— begin —
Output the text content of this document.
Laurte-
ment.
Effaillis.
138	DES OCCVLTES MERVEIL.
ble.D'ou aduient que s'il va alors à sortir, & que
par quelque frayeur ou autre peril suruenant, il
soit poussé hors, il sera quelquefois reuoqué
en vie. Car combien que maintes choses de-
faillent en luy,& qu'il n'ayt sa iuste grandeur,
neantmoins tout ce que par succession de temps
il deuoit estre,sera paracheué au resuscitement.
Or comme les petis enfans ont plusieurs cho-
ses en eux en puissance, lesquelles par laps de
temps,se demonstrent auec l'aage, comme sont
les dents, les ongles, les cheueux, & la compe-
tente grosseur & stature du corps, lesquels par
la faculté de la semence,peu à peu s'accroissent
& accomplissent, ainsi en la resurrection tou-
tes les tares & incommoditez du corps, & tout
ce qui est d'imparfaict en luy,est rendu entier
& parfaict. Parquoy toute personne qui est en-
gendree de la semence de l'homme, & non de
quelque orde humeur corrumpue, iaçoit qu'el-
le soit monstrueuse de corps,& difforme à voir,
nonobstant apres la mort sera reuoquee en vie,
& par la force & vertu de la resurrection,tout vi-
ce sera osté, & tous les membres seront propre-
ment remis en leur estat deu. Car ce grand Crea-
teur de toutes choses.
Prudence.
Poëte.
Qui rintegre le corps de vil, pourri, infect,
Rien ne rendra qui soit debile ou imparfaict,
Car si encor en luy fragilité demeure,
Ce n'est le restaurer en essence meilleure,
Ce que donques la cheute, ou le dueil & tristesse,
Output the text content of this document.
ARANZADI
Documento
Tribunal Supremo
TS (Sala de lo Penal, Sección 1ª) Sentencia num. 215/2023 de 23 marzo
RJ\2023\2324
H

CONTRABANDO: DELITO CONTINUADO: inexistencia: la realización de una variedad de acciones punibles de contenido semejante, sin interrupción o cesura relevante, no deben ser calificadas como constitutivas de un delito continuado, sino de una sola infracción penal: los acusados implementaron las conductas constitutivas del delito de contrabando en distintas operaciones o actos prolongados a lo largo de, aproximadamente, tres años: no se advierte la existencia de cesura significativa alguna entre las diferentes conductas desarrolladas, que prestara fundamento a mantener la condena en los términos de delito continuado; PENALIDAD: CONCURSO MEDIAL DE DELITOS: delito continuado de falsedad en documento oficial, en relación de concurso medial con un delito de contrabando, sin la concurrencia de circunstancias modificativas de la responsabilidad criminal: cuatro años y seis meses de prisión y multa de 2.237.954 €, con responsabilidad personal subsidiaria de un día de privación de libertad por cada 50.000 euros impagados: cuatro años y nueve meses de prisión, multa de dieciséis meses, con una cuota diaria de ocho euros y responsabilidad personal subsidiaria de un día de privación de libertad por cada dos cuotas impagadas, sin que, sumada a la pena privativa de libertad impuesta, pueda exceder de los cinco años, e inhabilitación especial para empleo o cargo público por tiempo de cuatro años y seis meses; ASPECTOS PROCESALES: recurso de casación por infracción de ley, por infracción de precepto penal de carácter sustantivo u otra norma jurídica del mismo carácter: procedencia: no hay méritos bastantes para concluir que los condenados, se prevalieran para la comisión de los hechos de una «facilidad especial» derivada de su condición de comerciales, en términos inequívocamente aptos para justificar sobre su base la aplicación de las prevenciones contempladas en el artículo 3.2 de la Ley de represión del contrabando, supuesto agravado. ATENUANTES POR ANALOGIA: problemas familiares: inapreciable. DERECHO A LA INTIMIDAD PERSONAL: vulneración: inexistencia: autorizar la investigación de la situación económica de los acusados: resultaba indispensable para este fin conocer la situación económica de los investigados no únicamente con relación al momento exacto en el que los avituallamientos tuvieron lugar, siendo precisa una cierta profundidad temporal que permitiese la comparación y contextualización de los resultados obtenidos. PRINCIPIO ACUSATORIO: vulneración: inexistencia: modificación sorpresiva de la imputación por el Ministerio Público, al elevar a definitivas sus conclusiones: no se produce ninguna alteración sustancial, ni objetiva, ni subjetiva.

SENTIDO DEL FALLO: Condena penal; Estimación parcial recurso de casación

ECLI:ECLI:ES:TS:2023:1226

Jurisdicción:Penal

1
— end —
(SHORT PROBLEM)
Check each line of the records for the word "temps" and extract those that contain it.

(SOLUTION TO THIS EXERCISE)
neantmoins tout ce que par succession de temps
temps,se demonstrent auec l'aage, comme sont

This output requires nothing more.